### [What is being asked]
Return the full listing exactly as it is written.

---------- Material provided ----------

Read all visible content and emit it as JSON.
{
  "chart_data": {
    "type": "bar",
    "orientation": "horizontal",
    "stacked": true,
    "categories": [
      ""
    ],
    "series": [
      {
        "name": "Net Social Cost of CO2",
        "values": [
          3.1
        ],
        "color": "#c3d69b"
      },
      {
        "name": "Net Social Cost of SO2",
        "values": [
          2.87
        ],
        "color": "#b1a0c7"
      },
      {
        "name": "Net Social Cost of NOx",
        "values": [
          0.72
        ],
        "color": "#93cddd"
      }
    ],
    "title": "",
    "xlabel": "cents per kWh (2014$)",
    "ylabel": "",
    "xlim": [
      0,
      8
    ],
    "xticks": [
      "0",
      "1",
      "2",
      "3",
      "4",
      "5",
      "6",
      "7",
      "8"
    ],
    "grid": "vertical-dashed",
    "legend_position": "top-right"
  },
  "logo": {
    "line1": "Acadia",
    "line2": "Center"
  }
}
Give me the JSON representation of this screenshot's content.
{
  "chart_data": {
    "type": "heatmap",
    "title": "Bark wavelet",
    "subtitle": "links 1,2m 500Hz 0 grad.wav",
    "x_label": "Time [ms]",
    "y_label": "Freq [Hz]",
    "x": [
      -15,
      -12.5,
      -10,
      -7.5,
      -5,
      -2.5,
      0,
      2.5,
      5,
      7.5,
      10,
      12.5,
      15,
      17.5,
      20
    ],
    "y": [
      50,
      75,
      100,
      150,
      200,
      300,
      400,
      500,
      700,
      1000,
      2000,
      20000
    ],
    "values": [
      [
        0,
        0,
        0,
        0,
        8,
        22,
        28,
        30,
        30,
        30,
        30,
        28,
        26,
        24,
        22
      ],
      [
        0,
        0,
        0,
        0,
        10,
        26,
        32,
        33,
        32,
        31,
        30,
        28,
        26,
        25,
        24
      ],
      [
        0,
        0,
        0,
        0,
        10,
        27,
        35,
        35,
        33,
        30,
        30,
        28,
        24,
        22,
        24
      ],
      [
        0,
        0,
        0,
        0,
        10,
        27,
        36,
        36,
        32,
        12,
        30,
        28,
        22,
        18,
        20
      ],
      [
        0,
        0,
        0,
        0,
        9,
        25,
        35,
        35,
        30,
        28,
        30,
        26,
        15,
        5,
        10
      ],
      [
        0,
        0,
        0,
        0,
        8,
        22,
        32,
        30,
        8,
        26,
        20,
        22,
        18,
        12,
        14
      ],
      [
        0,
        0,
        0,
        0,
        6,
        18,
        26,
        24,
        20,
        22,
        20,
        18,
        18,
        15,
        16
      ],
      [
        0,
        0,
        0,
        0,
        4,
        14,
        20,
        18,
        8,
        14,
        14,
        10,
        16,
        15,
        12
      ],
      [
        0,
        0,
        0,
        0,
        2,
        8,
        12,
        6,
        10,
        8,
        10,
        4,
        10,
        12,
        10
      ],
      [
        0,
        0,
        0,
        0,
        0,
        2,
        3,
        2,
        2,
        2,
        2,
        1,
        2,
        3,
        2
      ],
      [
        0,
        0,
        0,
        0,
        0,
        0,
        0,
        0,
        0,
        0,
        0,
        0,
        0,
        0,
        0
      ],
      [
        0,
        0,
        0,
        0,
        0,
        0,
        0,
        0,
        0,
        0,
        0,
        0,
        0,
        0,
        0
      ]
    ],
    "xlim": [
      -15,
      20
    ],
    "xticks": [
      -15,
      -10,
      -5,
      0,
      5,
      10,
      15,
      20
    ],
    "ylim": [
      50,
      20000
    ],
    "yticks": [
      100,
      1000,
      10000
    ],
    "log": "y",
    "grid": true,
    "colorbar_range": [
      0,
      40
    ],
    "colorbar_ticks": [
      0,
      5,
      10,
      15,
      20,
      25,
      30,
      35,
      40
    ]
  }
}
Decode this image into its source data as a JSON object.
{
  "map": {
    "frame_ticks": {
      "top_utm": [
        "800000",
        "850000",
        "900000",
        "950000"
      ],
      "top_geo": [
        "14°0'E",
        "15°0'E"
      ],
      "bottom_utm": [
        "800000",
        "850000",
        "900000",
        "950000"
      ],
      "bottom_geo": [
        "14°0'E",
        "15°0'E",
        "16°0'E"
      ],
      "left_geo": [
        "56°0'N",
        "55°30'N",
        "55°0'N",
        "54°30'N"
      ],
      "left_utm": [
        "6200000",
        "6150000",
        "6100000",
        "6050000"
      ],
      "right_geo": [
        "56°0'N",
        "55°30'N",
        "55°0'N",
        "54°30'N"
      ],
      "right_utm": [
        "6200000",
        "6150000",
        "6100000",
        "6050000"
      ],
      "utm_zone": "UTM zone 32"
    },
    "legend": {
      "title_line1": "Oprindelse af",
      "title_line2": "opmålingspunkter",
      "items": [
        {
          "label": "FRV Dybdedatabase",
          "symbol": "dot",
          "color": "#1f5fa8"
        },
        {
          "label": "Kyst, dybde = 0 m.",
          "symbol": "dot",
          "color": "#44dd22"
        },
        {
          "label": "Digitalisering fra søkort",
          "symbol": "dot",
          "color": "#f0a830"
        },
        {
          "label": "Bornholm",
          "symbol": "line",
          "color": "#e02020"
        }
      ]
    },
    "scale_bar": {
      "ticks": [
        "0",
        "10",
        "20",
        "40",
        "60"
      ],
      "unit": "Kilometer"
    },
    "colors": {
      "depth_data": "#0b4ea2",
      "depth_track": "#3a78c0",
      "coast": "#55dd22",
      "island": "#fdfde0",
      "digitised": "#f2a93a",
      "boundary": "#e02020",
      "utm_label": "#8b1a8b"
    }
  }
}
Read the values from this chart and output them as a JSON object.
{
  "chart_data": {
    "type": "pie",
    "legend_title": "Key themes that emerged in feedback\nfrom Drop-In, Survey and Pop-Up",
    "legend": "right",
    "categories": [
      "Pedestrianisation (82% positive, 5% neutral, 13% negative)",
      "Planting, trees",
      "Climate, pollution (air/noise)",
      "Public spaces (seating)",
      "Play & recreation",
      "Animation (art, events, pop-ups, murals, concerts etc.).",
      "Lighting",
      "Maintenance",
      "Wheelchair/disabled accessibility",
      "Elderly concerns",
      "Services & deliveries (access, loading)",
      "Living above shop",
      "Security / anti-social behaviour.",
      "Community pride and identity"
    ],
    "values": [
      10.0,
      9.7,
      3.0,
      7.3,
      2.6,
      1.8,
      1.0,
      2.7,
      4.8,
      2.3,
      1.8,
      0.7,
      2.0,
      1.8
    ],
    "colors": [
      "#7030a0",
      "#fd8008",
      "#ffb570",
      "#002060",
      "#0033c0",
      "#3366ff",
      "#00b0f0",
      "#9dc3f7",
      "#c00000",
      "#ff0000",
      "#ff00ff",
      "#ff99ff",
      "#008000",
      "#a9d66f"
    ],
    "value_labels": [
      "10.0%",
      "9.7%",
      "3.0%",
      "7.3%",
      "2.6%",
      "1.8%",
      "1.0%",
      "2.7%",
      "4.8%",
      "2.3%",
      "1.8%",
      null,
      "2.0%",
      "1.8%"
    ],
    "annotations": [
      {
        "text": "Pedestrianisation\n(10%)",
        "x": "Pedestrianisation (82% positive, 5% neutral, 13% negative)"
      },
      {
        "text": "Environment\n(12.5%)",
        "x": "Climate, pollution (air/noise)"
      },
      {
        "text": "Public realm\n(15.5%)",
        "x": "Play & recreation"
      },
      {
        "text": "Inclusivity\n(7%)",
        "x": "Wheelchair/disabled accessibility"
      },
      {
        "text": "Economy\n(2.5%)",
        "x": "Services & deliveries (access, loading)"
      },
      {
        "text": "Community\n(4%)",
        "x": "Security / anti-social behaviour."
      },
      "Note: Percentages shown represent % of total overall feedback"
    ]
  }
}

----------

### [Exercise response]
Read all visible content and emit it as JSON.
{
  "chart_data": {
    "type": "bar",
    "orientation": "horizontal",
    "stacked": true,
    "categories": [
      ""
    ],
    "series": [
      {
        "name": "Net Social Cost of CO2",
        "values": [
          3.1
        ],
        "color": "#c3d69b"
      },
      {
        "name": "Net Social Cost of SO2",
        "values": [
          2.87
        ],
        "color": "#b1a0c7"
      },
      {
        "name": "Net Social Cost of NOx",
        "values": [
          0.72
        ],
        "color": "#93cddd"
      }
    ],
    "title": "",
    "xlabel": "cents per kWh (2014$)",
    "ylabel": "",
    "xlim": [
      0,
      8
    ],
    "xticks": [
      "0",
      "1",
      "2",
      "3",
      "4",
      "5",
      "6",
      "7",
      "8"
    ],
    "grid": "vertical-dashed",
    "legend_position": "top-right"
  },
  "logo": {
    "line1": "Acadia",
    "line2": "Center"
  }
}
Give me the JSON representation of this screenshot's content.
{
  "chart_data": {
    "type": "heatmap",
    "title": "Bark wavelet",
    "subtitle": "links 1,2m 500Hz 0 grad.wav",
    "x_label": "Time [ms]",
    "y_label": "Freq [Hz]",
    "x": [
      -15,
      -12.5,
      -10,
      -7.5,
      -5,
      -2.5,
      0,
      2.5,
      5,
      7.5,
      10,
      12.5,
      15,
      17.5,
      20
    ],
    "y": [
      50,
      75,
      100,
      150,
      200,
      300,
      400,
      500,
      700,
      1000,
      2000,
      20000
    ],
    "values": [
      [
        0,
        0,
        0,
        0,
        8,
        22,
        28,
        30,
        30,
        30,
        30,
        28,
        26,
        24,
        22
      ],
      [
        0,
        0,
        0,
        0,
        10,
        26,
        32,
        33,
        32,
        31,
        30,
        28,
        26,
        25,
        24
      ],
      [
        0,
        0,
        0,
        0,
        10,
        27,
        35,
        35,
        33,
        30,
        30,
        28,
        24,
        22,
        24
      ],
      [
        0,
        0,
        0,
        0,
        10,
        27,
        36,
        36,
        32,
        12,
        30,
        28,
        22,
        18,
        20
      ],
      [
        0,
        0,
        0,
        0,
        9,
        25,
        35,
        35,
        30,
        28,
        30,
        26,
        15,
        5,
        10
      ],
      [
        0,
        0,
        0,
        0,
        8,
        22,
        32,
        30,
        8,
        26,
        20,
        22,
        18,
        12,
        14
      ],
      [
        0,
        0,
        0,
        0,
        6,
        18,
        26,
        24,
        20,
        22,
        20,
        18,
        18,
        15,
        16
      ],
      [
        0,
        0,
        0,
        0,
        4,
        14,
        20,
        18,
        8,
        14,
        14,
        10,
        16,
        15,
        12
      ],
      [
        0,
        0,
        0,
        0,
        2,
        8,
        12,
        6,
        10,
        8,
        10,
        4,
        10,
        12,
        10
      ],
      [
        0,
        0,
        0,
        0,
        0,
        2,
        3,
        2,
        2,
        2,
        2,
        1,
        2,
        3,
        2
      ],
      [
        0,
        0,
        0,
        0,
        0,
        0,
        0,
        0,
        0,
        0,
        0,
        0,
        0,
        0,
        0
      ],
      [
        0,
        0,
        0,
        0,
        0,
        0,
        0,
        0,
        0,
        0,
        0,
        0,
        0,
        0,
        0
      ]
    ],
    "xlim": [
      -15,
      20
    ],
    "xticks": [
      -15,
      -10,
      -5,
      0,
      5,
      10,
      15,
      20
    ],
    "ylim": [
      50,
      20000
    ],
    "yticks": [
      100,
      1000,
      10000
    ],
    "log": "y",
    "grid": true,
    "colorbar_range": [
      0,
      40
    ],
    "colorbar_ticks": [
      0,
      5,
      10,
      15,
      20,
      25,
      30,
      35,
      40
    ]
  }
}
Decode this image into its source data as a JSON object.
{
  "map": {
    "frame_ticks": {
      "top_utm": [
        "800000",
        "850000",
        "900000",
        "950000"
      ],
      "top_geo": [
        "14°0'E",
        "15°0'E"
      ],
      "bottom_utm": [
        "800000",
        "850000",
        "900000",
        "950000"
      ],
      "bottom_geo": [
        "14°0'E",
        "15°0'E",
        "16°0'E"
      ],
      "left_geo": [
        "56°0'N",
        "55°30'N",
        "55°0'N",
        "54°30'N"
      ],
      "left_utm": [
        "6200000",
        "6150000",
        "6100000",
        "6050000"
      ],
      "right_geo": [
        "56°0'N",
        "55°30'N",
        "55°0'N",
        "54°30'N"
      ],
      "right_utm": [
        "6200000",
        "6150000",
        "6100000",
        "6050000"
      ],
      "utm_zone": "UTM zone 32"
    },
    "legend": {
      "title_line1": "Oprindelse af",
      "title_line2": "opmålingspunkter",
      "items": [
        {
          "label": "FRV Dybdedatabase",
          "symbol": "dot",
          "color": "#1f5fa8"
        },
        {
          "label": "Kyst, dybde = 0 m.",
          "symbol": "dot",
          "color": "#44dd22"
        },
        {
          "label": "Digitalisering fra søkort",
          "symbol": "dot",
          "color": "#f0a830"
        },
        {
          "label": "Bornholm",
          "symbol": "line",
          "color": "#e02020"
        }
      ]
    },
    "scale_bar": {
      "ticks": [
        "0",
        "10",
        "20",
        "40",
        "60"
      ],
      "unit": "Kilometer"
    },
    "colors": {
      "depth_data": "#0b4ea2",
      "depth_track": "#3a78c0",
      "coast": "#55dd22",
      "island": "#fdfde0",
      "digitised": "#f2a93a",
      "boundary": "#e02020",
      "utm_label": "#8b1a8b"
    }
  }
}
Read the values from this chart and output them as a JSON object.
{
  "chart_data": {
    "type": "pie",
    "legend_title": "Key themes that emerged in feedback\nfrom Drop-In, Survey and Pop-Up",
    "legend": "right",
    "categories": [
      "Pedestrianisation (82% positive, 5% neutral, 13% negative)",
      "Planting, trees",
      "Climate, pollution (air/noise)",
      "Public spaces (seating)",
      "Play & recreation",
      "Animation (art, events, pop-ups, murals, concerts etc.).",
      "Lighting",
      "Maintenance",
      "Wheelchair/disabled accessibility",
      "Elderly concerns",
      "Services & deliveries (access, loading)",
      "Living above shop",
      "Security / anti-social behaviour.",
      "Community pride and identity"
    ],
    "values": [
      10.0,
      9.7,
      3.0,
      7.3,
      2.6,
      1.8,
      1.0,
      2.7,
      4.8,
      2.3,
      1.8,
      0.7,
      2.0,
      1.8
    ],
    "colors": [
      "#7030a0",
      "#fd8008",
      "#ffb570",
      "#002060",
      "#0033c0",
      "#3366ff",
      "#00b0f0",
      "#9dc3f7",
      "#c00000",
      "#ff0000",
      "#ff00ff",
      "#ff99ff",
      "#008000",
      "#a9d66f"
    ],
    "value_labels": [
      "10.0%",
      "9.7%",
      "3.0%",
      "7.3%",
      "2.6%",
      "1.8%",
      "1.0%",
      "2.7%",
      "4.8%",
      "2.3%",
      "1.8%",
      null,
      "2.0%",
      "1.8%"
    ],
    "annotations": [
      {
        "text": "Pedestrianisation\n(10%)",
        "x": "Pedestrianisation (82% positive, 5% neutral, 13% negative)"
      },
      {
        "text": "Environment\n(12.5%)",
        "x": "Climate, pollution (air/noise)"
      },
      {
        "text": "Public realm\n(15.5%)",
        "x": "Play & recreation"
      },
      {
        "text": "Inclusivity\n(7%)",
        "x": "Wheelchair/disabled accessibility"
      },
      {
        "text": "Economy\n(2.5%)",
        "x": "Services & deliveries (access, loading)"
      },
      {
        "text": "Community\n(4%)",
        "x": "Security / anti-social behaviour."
      },
      "Note: Percentages shown represent % of total overall feedback"
    ]
  }
}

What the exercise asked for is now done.